* **Request**: Present the data once more in exactly its original form.

** start of Information shown **

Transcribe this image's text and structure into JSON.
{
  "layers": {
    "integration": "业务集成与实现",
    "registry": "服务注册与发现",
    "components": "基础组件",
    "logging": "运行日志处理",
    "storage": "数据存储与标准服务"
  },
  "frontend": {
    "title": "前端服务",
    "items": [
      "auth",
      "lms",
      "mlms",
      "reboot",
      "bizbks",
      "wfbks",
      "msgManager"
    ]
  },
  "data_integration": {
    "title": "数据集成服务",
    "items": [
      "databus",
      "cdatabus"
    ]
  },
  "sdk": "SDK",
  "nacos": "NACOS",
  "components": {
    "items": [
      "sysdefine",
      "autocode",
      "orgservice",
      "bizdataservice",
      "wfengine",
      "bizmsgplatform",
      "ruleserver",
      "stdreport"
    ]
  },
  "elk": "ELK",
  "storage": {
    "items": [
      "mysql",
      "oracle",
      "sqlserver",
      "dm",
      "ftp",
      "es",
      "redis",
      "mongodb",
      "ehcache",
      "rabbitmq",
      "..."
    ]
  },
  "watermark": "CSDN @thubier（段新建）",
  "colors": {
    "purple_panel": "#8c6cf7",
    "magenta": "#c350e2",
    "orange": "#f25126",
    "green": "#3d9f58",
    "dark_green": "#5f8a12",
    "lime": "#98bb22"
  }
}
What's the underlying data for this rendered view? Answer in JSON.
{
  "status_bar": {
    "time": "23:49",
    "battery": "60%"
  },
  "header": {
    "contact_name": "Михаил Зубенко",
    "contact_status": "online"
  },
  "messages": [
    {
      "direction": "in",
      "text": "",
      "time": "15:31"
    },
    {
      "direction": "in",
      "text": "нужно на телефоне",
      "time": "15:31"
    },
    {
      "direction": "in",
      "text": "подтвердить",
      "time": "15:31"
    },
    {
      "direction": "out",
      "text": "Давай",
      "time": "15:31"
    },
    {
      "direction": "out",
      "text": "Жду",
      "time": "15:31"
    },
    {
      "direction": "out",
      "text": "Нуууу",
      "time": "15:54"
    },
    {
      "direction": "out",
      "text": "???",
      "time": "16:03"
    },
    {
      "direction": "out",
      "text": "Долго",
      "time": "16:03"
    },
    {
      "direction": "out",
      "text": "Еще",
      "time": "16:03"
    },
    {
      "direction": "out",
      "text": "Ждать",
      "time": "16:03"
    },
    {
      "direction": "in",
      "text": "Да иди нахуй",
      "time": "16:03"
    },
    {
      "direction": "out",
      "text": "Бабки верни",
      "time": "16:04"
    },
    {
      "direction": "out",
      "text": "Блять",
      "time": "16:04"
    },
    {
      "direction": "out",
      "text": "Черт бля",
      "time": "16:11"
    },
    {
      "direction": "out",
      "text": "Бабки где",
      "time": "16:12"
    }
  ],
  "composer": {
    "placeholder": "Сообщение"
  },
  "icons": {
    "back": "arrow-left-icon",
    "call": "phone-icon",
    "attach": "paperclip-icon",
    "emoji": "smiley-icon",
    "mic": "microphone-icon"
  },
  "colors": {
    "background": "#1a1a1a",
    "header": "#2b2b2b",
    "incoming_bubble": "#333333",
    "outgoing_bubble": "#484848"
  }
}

** end of Information shown **

* **Written reply**:
Transcribe this image's text and structure into JSON.
{
  "layers": {
    "integration": "业务集成与实现",
    "registry": "服务注册与发现",
    "components": "基础组件",
    "logging": "运行日志处理",
    "storage": "数据存储与标准服务"
  },
  "frontend": {
    "title": "前端服务",
    "items": [
      "auth",
      "lms",
      "mlms",
      "reboot",
      "bizbks",
      "wfbks",
      "msgManager"
    ]
  },
  "data_integration": {
    "title": "数据集成服务",
    "items": [
      "databus",
      "cdatabus"
    ]
  },
  "sdk": "SDK",
  "nacos": "NACOS",
  "components": {
    "items": [
      "sysdefine",
      "autocode",
      "orgservice",
      "bizdataservice",
      "wfengine",
      "bizmsgplatform",
      "ruleserver",
      "stdreport"
    ]
  },
  "elk": "ELK",
  "storage": {
    "items": [
      "mysql",
      "oracle",
      "sqlserver",
      "dm",
      "ftp",
      "es",
      "redis",
      "mongodb",
      "ehcache",
      "rabbitmq",
      "..."
    ]
  },
  "watermark": "CSDN @thubier（段新建）",
  "colors": {
    "purple_panel": "#8c6cf7",
    "magenta": "#c350e2",
    "orange": "#f25126",
    "green": "#3d9f58",
    "dark_green": "#5f8a12",
    "lime": "#98bb22"
  }
}
What's the underlying data for this rendered view? Answer in JSON.
{
  "status_bar": {
    "time": "23:49",
    "battery": "60%"
  },
  "header": {
    "contact_name": "Михаил Зубенко",
    "contact_status": "online"
  },
  "messages": [
    {
      "direction": "in",
      "text": "",
      "time": "15:31"
    },
    {
      "direction": "in",
      "text": "нужно на телефоне",
      "time": "15:31"
    },
    {
      "direction": "in",
      "text": "подтвердить",
      "time": "15:31"
    },
    {
      "direction": "out",
      "text": "Давай",
      "time": "15:31"
    },
    {
      "direction": "out",
      "text": "Жду",
      "time": "15:31"
    },
    {
      "direction": "out",
      "text": "Нуууу",
      "time": "15:54"
    },
    {
      "direction": "out",
      "text": "???",
      "time": "16:03"
    },
    {
      "direction": "out",
      "text": "Долго",
      "time": "16:03"
    },
    {
      "direction": "out",
      "text": "Еще",
      "time": "16:03"
    },
    {
      "direction": "out",
      "text": "Ждать",
      "time": "16:03"
    },
    {
      "direction": "in",
      "text": "Да иди нахуй",
      "time": "16:03"
    },
    {
      "direction": "out",
      "text": "Бабки верни",
      "time": "16:04"
    },
    {
      "direction": "out",
      "text": "Блять",
      "time": "16:04"
    },
    {
      "direction": "out",
      "text": "Черт бля",
      "time": "16:11"
    },
    {
      "direction": "out",
      "text": "Бабки где",
      "time": "16:12"
    }
  ],
  "composer": {
    "placeholder": "Сообщение"
  },
  "icons": {
    "back": "arrow-left-icon",
    "call": "phone-icon",
    "attach": "paperclip-icon",
    "emoji": "smiley-icon",
    "mic": "microphone-icon"
  },
  "colors": {
    "background": "#1a1a1a",
    "header": "#2b2b2b",
    "incoming_bubble": "#333333",
    "outgoing_bubble": "#484848"
  }
}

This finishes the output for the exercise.